■ **Exercise task 1**
Extract the passage of the piece on everyday trust from "As a starting" up to and including "actual trusting behaviour.", word for word.

The everydayness of ordinary trust
By Dr Alba Griffin and Dr Derek Edyvane
‘In Democracy We Trust’ was the theme of Notwestminster 2023, held in Huddersfield last month. With a focus on citizen participation, the conference provided a gathering space for activists, academics, volunteers, youth representatives, entrepreneurs and social organisations to come together and workshop ideas for a citizen-led democracy. Following the conference theme, we offered a workshop on ‘Building Trust from Street Level’, part of our broader project on Ordinary Citizenship.
Our aim in offering the workshop was to think beyond trust in political institutions and focus on the kind of trust that occurs between citizens in everyday life. In some ways, this means a more basic understanding of trust, as it concerns minor interactions that are almost invisible we so take them for granted. On the other hand, this kind of trust is also more complex, as it relies on our experiences, personalities and community structures, which shape the way we perceive and interact with others.
As a starting point, we wanted to question the negative representation of trust in much of the scholarly and media discourse: the dire proclamations of the decline of trust in society, in politicians, and in democracy itself. It is important to note that the most common source of data about trust is from attitudinal surveys – that is to say, we ascertain the level of trust in society by asking people who they trust - their neighbours, the news, their politicians. When asked about this, people report low levels of trust, and while that is interesting and useful to know, it doesn’t necessarily provide a complete picture of actual trusting behaviour.

■ **Data provided**
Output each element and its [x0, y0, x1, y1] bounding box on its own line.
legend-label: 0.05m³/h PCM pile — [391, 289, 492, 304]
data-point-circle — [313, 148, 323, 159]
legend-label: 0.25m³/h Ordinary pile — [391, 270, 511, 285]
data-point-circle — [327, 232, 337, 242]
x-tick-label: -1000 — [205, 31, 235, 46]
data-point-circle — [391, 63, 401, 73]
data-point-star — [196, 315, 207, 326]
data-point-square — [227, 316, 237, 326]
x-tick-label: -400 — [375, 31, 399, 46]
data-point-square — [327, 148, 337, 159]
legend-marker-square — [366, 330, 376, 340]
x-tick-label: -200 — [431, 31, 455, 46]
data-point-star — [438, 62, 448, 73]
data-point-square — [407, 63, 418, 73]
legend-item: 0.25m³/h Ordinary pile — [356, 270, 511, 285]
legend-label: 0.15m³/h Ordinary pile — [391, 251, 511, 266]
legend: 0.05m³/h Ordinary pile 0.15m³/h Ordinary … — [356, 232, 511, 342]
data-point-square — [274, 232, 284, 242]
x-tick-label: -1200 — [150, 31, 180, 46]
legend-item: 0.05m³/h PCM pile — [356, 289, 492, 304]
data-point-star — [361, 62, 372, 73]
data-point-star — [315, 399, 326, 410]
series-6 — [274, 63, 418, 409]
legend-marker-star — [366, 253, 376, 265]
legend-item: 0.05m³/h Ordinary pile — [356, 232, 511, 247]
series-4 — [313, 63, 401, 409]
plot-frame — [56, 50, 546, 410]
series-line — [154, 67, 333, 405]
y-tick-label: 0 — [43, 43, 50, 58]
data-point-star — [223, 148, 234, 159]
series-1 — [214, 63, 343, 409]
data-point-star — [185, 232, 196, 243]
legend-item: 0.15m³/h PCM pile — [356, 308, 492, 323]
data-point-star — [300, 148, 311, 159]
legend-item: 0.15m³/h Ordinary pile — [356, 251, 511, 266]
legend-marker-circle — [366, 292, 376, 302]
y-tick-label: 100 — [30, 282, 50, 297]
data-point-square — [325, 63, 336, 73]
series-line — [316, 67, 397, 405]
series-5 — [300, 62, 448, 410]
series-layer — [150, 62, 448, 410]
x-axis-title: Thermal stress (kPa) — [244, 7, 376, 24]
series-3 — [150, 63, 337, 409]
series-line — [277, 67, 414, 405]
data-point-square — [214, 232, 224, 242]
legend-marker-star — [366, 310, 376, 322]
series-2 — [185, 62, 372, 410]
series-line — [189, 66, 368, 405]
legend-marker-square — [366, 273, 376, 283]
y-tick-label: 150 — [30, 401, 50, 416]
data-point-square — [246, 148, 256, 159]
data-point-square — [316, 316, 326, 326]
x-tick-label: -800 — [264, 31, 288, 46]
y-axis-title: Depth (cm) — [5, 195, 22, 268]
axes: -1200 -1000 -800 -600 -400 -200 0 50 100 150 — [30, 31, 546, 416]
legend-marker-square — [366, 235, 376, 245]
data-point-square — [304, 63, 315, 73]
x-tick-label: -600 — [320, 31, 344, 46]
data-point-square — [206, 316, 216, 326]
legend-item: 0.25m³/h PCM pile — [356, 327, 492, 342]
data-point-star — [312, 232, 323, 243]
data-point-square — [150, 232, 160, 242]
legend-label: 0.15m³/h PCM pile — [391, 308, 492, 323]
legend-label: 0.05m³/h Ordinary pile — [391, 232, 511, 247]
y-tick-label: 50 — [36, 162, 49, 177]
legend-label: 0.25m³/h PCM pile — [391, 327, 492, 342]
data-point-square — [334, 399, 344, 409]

■ **Exercise task 2**
Copy the rows above word for word, from the first row up to and including the line with "legend-marker-square — [366, 330, 376, 340]".

■ **Written response 1**
As a starting point, we wanted to question the negative representation of trust in much of the scholarly and media discourse: the dire proclamations of the decline of trust in society, in politicians, and in democracy itself. It is important to note that the most common source of data about trust is from attitudinal surveys – that is to say, we ascertain the level of trust in society by asking people who they trust - their neighbours, the news, their politicians. When asked about this, people report low levels of trust, and while that is interesting and useful to know, it doesn’t necessarily provide a complete picture of actual trusting behaviour.

■ **Written response 2**
Output each element and its [x0, y0, x1, y1] bounding box on its own line.
legend-label: 0.05m³/h PCM pile — [391, 289, 492, 304]
data-point-circle — [313, 148, 323, 159]
legend-label: 0.25m³/h Ordinary pile — [391, 270, 511, 285]
data-point-circle — [327, 232, 337, 242]
x-tick-label: -1000 — [205, 31, 235, 46]
data-point-circle — [391, 63, 401, 73]
data-point-star — [196, 315, 207, 326]
data-point-square — [227, 316, 237, 326]
x-tick-label: -400 — [375, 31, 399, 46]
data-point-square — [327, 148, 337, 159]
legend-marker-square — [366, 330, 376, 340]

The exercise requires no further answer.